▶ _EXERCISE_
Extract each line where the string "observe" shows up.

=== RECORDS PROVIDED ===

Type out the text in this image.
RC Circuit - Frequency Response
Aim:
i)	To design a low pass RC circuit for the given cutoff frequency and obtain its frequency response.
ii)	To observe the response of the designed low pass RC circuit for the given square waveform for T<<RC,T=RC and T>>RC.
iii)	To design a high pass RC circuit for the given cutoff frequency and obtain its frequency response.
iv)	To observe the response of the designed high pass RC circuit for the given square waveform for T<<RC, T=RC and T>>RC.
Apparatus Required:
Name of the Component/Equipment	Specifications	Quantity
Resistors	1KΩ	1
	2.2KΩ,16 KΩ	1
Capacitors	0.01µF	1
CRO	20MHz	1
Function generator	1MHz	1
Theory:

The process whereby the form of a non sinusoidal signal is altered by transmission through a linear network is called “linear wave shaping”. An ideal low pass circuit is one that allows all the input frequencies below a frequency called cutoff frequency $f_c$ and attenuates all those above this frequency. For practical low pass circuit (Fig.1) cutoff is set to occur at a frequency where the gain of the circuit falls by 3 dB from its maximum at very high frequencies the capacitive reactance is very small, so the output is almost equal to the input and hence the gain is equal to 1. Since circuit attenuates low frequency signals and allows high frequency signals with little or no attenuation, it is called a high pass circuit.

===
=== RECORDS PROVIDED ===

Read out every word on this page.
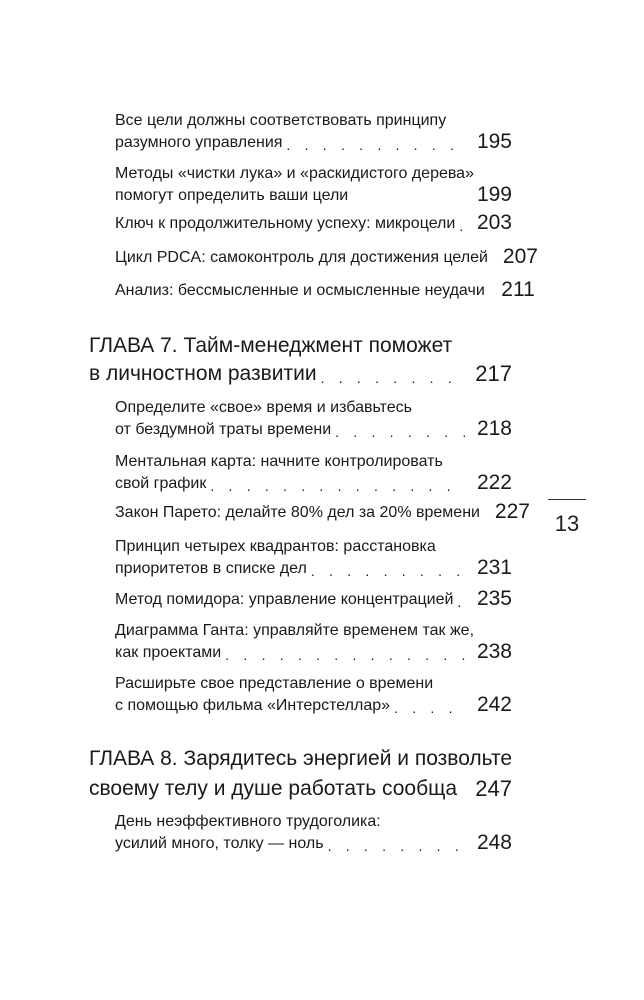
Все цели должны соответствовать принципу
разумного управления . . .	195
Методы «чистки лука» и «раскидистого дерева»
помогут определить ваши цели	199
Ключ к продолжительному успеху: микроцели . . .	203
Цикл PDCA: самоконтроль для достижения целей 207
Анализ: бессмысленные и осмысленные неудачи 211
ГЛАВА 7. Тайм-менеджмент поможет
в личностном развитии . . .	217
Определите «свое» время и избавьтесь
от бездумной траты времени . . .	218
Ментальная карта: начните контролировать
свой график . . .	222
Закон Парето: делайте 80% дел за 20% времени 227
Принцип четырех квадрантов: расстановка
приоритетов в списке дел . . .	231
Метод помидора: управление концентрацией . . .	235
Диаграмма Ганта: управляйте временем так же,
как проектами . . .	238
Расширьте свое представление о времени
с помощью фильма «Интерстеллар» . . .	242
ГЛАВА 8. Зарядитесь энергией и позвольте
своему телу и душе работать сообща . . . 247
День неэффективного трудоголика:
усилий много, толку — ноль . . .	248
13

===

▶ _RESULT BELOW_
ii)	To observe the response of the designed low pass RC circuit for the given square waveform for T<<RC,T=RC and T>>RC.
iv)	To observe the response of the designed high pass RC circuit for the given square waveform for T<<RC, T=RC and T>>RC.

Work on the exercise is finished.